Start Supplied material
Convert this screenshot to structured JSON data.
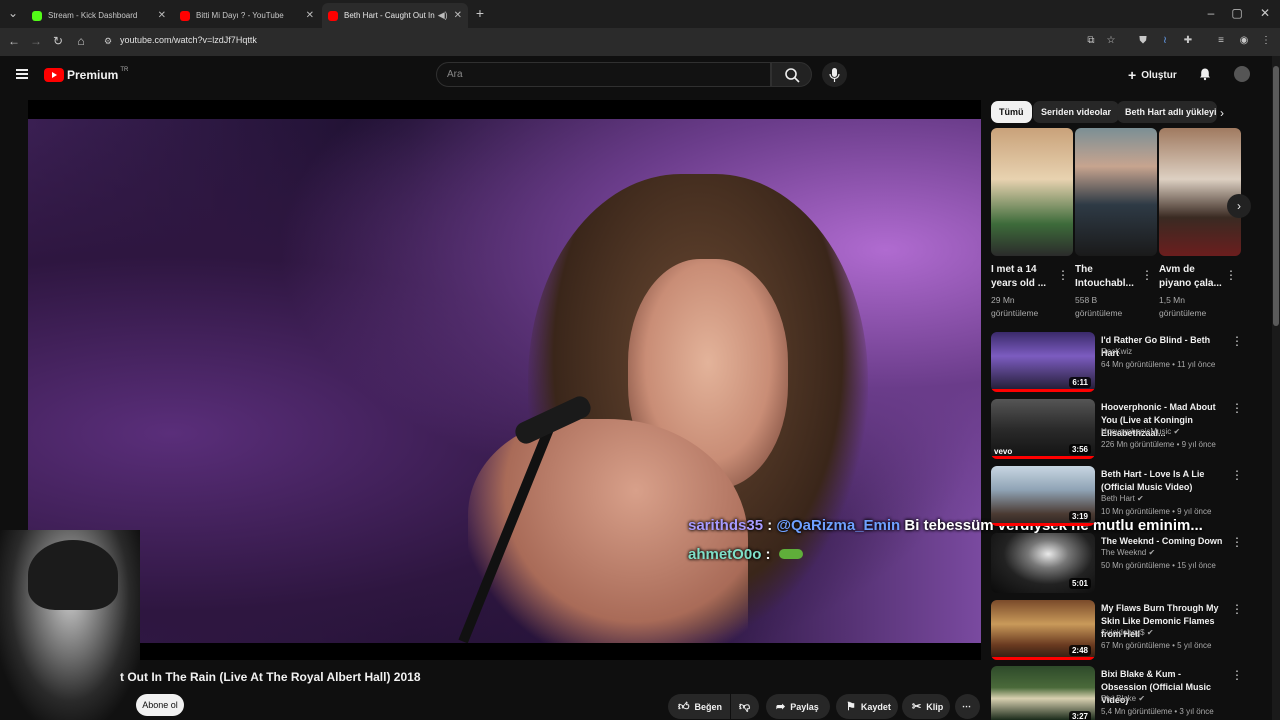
{
  "browser": {
    "tabs": [
      {
        "title": "Stream - Kick Dashboard",
        "favicon_color": "#53fc18"
      },
      {
        "title": "Bitti Mi Dayı ? - YouTube",
        "favicon_color": "#ff0000"
      },
      {
        "title": "Beth Hart - Caught Out In T",
        "favicon_color": "#ff0000"
      }
    ],
    "new_tab": "+",
    "url": "youtube.com/watch?v=lzdJf7Hqttk"
  },
  "header": {
    "logo_text": "Premium",
    "logo_region": "TR",
    "search_placeholder": "Ara",
    "create_label": "Oluştur"
  },
  "video": {
    "title_visible": "t Out In The Rain (Live At The Royal Albert Hall) 2018",
    "subscribe_label": "Abone ol",
    "actions": {
      "like": "Beğen",
      "share": "Paylaş",
      "save": "Kaydet",
      "clip": "Klip"
    }
  },
  "overlay_chat": [
    {
      "user": "sarithds35",
      "sep": " : ",
      "mention": "@QaRizma_Emin",
      "text": " Bi tebessüm verdiysek ne mutlu eminim..."
    },
    {
      "user": "ahmetO0o",
      "sep": " :",
      "text": ""
    }
  ],
  "chips": [
    "Tümü",
    "Seriden videolar",
    "Beth Hart adlı yükleyi"
  ],
  "shorts": [
    {
      "title": "I met a 14 years old ...",
      "views": "29 Mn",
      "views_label": "görüntüleme"
    },
    {
      "title": "The Intouchabl...",
      "views": "558 B",
      "views_label": "görüntüleme"
    },
    {
      "title": "Avm de piyano çala...",
      "views": "1,5 Mn",
      "views_label": "görüntüleme"
    }
  ],
  "recommendations": [
    {
      "title": "I'd Rather Go Blind - Beth Hart",
      "channel": "RocKwiz",
      "verified": false,
      "meta": "64 Mn görüntüleme • 11 yıl önce",
      "duration": "6:11"
    },
    {
      "title": "Hooverphonic - Mad About You (Live at Koningin Elisabethzaal...",
      "channel": "HooverphonicMusic",
      "verified": true,
      "meta": "226 Mn görüntüleme • 9 yıl önce",
      "duration": "3:56"
    },
    {
      "title": "Beth Hart - Love Is A Lie (Official Music Video)",
      "channel": "Beth Hart",
      "verified": true,
      "meta": "10 Mn görüntüleme • 9 yıl önce",
      "duration": "3:19"
    },
    {
      "title": "The Weeknd - Coming Down",
      "channel": "The Weeknd",
      "verified": true,
      "meta": "50 Mn görüntüleme • 15 yıl önce",
      "duration": "5:01"
    },
    {
      "title": "My Flaws Burn Through My Skin Like Demonic Flames from Hell",
      "channel": "Suicideboy$",
      "verified": true,
      "meta": "67 Mn görüntüleme • 5 yıl önce",
      "duration": "2:48"
    },
    {
      "title": "Bixi Blake & Kum - Obsession (Official Music Video)",
      "channel": "Bixi Blake",
      "verified": true,
      "meta": "5,4 Mn görüntüleme • 3 yıl önce",
      "duration": "3:27"
    }
  ],
  "thumb_watermarks": {
    "vevo": "vevo"
  }
}
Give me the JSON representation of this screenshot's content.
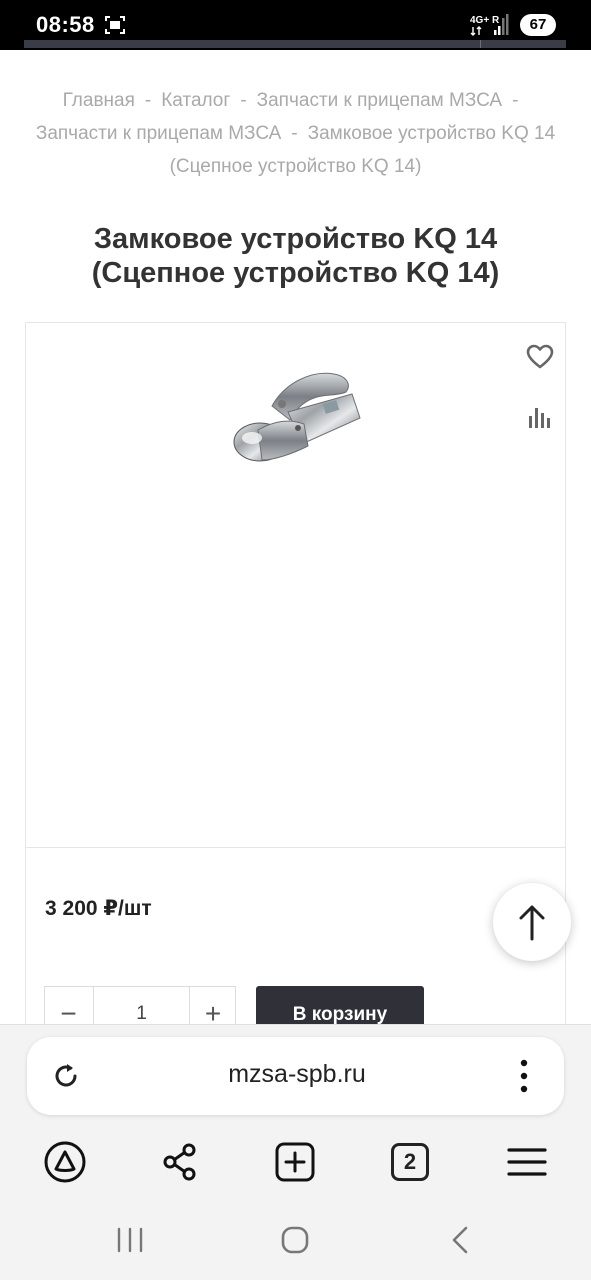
{
  "status_bar": {
    "time": "08:58",
    "network": "4G+",
    "battery": "67"
  },
  "breadcrumb": {
    "items": [
      "Главная",
      "Каталог",
      "Запчасти к прицепам МЗСА",
      "Запчасти к прицепам МЗСА",
      "Замковое устройство KQ 14 (Сцепное устройство KQ 14)"
    ],
    "separator": "-"
  },
  "product": {
    "title": "Замковое устройство KQ 14 (Сцепное устройство KQ 14)",
    "price": "3 200 ₽/шт",
    "quantity": "1",
    "qty_minus": "−",
    "qty_plus": "+",
    "cart_button": "В корзину"
  },
  "browser": {
    "url": "mzsa-spb.ru",
    "tabs_count": "2"
  },
  "icons": {
    "favorite": "heart-icon",
    "compare": "bar-chart-icon",
    "scroll_top": "arrow-up-icon",
    "reload": "reload-icon",
    "menu": "vertical-dots-icon",
    "alice": "alice-assistant-icon",
    "share": "share-icon",
    "new_tab": "plus-square-icon",
    "hamburger": "hamburger-menu-icon",
    "recents": "recent-apps-icon",
    "home": "home-icon",
    "back": "back-icon"
  },
  "colors": {
    "accent_dark": "#2f3038",
    "breadcrumb": "#a9a9a9",
    "title": "#333333"
  }
}
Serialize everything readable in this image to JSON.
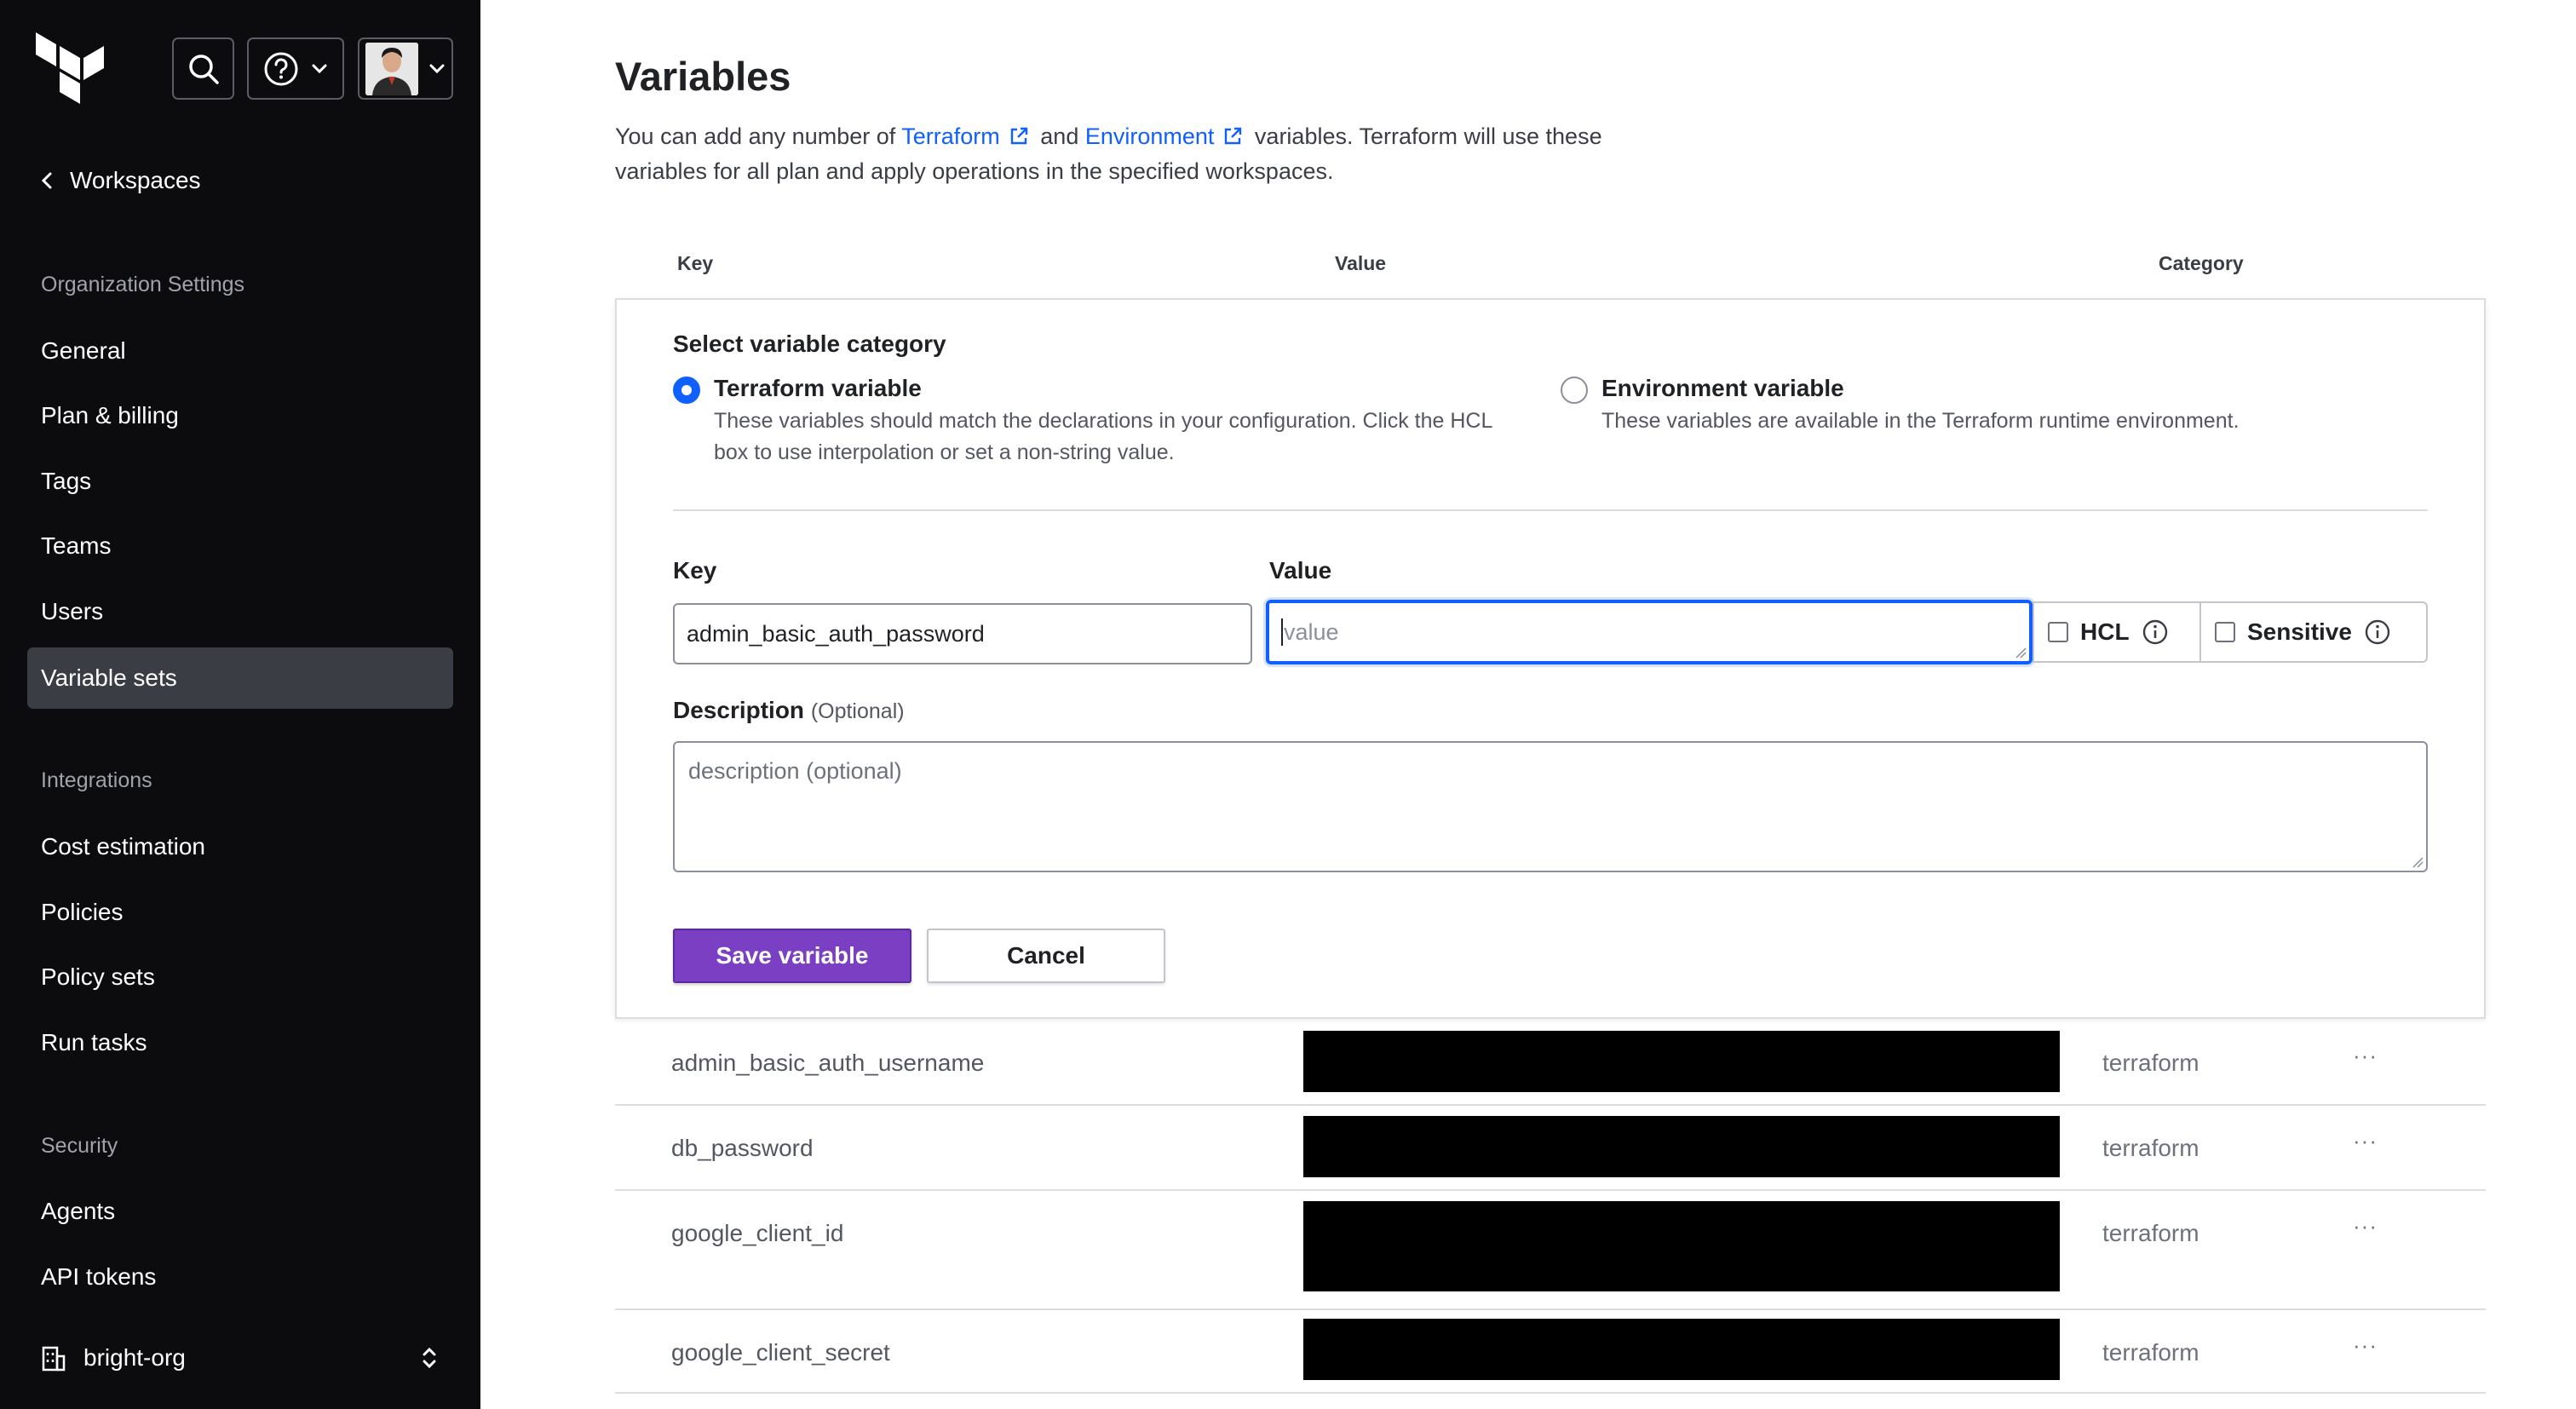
End Supplied material
### Written task
Extract each line from the entries above that contains the string "Live".

### Completed exercise
    "title_visible": "t Out In The Rain (Live At The Royal Albert Hall) 2018",
      "title": "Hooverphonic - Mad About You (Live at Koningin Elisabethzaal...",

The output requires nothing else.